Problem details.
Check every line of the entries for "셔츠입니다", and copy the lines that hold it.

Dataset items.

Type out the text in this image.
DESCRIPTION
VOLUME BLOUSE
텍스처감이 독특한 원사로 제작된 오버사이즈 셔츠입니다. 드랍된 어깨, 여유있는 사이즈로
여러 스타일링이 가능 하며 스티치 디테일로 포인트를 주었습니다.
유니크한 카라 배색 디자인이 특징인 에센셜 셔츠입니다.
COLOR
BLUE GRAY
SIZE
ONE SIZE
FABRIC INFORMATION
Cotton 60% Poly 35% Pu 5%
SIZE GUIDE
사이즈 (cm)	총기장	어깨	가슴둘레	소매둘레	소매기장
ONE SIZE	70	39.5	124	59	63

Solution to this task.
텍스처감이 독특한 원사로 제작된 오버사이즈 셔츠입니다. 드랍된 어깨, 여유있는 사이즈로
유니크한 카라 배색 디자인이 특징인 에센셜 셔츠입니다.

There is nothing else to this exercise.